(Extracted records)
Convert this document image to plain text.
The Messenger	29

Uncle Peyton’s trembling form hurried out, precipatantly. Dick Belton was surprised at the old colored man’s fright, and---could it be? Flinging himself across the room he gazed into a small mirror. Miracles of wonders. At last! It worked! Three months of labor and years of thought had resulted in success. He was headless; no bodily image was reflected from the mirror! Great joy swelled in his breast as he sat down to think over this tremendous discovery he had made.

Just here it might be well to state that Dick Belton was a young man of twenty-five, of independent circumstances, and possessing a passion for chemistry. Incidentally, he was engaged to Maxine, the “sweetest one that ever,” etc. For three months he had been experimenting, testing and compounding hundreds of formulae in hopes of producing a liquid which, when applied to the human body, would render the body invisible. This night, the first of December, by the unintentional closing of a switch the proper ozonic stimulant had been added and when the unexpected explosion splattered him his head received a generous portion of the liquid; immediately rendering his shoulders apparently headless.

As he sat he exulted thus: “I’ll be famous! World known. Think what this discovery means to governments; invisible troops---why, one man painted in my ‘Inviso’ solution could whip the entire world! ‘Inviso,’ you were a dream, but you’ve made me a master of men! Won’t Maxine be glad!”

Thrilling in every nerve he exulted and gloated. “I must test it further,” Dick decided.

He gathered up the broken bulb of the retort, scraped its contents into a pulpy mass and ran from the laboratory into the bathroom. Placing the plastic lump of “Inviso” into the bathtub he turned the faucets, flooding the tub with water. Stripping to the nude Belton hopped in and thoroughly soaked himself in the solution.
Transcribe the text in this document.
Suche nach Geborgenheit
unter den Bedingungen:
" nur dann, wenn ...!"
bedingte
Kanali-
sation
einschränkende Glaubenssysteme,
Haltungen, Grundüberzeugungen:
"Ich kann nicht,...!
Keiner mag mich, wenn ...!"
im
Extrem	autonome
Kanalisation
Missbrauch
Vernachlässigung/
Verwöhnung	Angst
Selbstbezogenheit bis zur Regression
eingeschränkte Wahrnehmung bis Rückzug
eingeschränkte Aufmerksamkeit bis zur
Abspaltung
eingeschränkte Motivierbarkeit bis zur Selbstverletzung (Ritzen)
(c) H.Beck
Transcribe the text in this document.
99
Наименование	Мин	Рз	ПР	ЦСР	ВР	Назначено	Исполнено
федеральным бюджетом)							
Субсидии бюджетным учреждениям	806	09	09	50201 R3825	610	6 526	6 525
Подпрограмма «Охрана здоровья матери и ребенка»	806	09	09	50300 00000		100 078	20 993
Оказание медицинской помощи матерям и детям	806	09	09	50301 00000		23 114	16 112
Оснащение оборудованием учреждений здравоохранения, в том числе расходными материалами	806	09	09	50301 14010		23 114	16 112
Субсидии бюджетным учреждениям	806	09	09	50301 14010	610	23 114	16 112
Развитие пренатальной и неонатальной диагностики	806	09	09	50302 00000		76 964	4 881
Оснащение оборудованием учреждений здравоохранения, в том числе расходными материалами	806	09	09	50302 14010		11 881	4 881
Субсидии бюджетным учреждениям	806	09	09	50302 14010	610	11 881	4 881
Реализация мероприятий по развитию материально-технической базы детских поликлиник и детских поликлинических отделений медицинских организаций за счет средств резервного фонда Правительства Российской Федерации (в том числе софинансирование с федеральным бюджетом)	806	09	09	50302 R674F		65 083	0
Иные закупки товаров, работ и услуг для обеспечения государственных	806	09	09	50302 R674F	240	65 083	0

WRITTEN EXERCISE: Without leaving anything out, give the entries again exactly.

EXERCISE ANSWER:
Convert this document image to plain text.
The Messenger	29

Uncle Peyton’s trembling form hurried out, precipatantly. Dick Belton was surprised at the old colored man’s fright, and---could it be? Flinging himself across the room he gazed into a small mirror. Miracles of wonders. At last! It worked! Three months of labor and years of thought had resulted in success. He was headless; no bodily image was reflected from the mirror! Great joy swelled in his breast as he sat down to think over this tremendous discovery he had made.

Just here it might be well to state that Dick Belton was a young man of twenty-five, of independent circumstances, and possessing a passion for chemistry. Incidentally, he was engaged to Maxine, the “sweetest one that ever,” etc. For three months he had been experimenting, testing and compounding hundreds of formulae in hopes of producing a liquid which, when applied to the human body, would render the body invisible. This night, the first of December, by the unintentional closing of a switch the proper ozonic stimulant had been added and when the unexpected explosion splattered him his head received a generous portion of the liquid; immediately rendering his shoulders apparently headless.

As he sat he exulted thus: “I’ll be famous! World known. Think what this discovery means to governments; invisible troops---why, one man painted in my ‘Inviso’ solution could whip the entire world! ‘Inviso,’ you were a dream, but you’ve made me a master of men! Won’t Maxine be glad!”

Thrilling in every nerve he exulted and gloated. “I must test it further,” Dick decided.

He gathered up the broken bulb of the retort, scraped its contents into a pulpy mass and ran from the laboratory into the bathroom. Placing the plastic lump of “Inviso” into the bathtub he turned the faucets, flooding the tub with water. Stripping to the nude Belton hopped in and thoroughly soaked himself in the solution.
Transcribe the text in this document.
Suche nach Geborgenheit
unter den Bedingungen:
" nur dann, wenn ...!"
bedingte
Kanali-
sation
einschränkende Glaubenssysteme,
Haltungen, Grundüberzeugungen:
"Ich kann nicht,...!
Keiner mag mich, wenn ...!"
im
Extrem	autonome
Kanalisation
Missbrauch
Vernachlässigung/
Verwöhnung	Angst
Selbstbezogenheit bis zur Regression
eingeschränkte Wahrnehmung bis Rückzug
eingeschränkte Aufmerksamkeit bis zur
Abspaltung
eingeschränkte Motivierbarkeit bis zur Selbstverletzung (Ritzen)
(c) H.Beck
Transcribe the text in this document.
99
Наименование	Мин	Рз	ПР	ЦСР	ВР	Назначено	Исполнено
федеральным бюджетом)							
Субсидии бюджетным учреждениям	806	09	09	50201 R3825	610	6 526	6 525
Подпрограмма «Охрана здоровья матери и ребенка»	806	09	09	50300 00000		100 078	20 993
Оказание медицинской помощи матерям и детям	806	09	09	50301 00000		23 114	16 112
Оснащение оборудованием учреждений здравоохранения, в том числе расходными материалами	806	09	09	50301 14010		23 114	16 112
Субсидии бюджетным учреждениям	806	09	09	50301 14010	610	23 114	16 112
Развитие пренатальной и неонатальной диагностики	806	09	09	50302 00000		76 964	4 881
Оснащение оборудованием учреждений здравоохранения, в том числе расходными материалами	806	09	09	50302 14010		11 881	4 881
Субсидии бюджетным учреждениям	806	09	09	50302 14010	610	11 881	4 881
Реализация мероприятий по развитию материально-технической базы детских поликлиник и детских поликлинических отделений медицинских организаций за счет средств резервного фонда Правительства Российской Федерации (в том числе софинансирование с федеральным бюджетом)	806	09	09	50302 R674F		65 083	0
Иные закупки товаров, работ и услуг для обеспечения государственных	806	09	09	50302 R674F	240	65 083	0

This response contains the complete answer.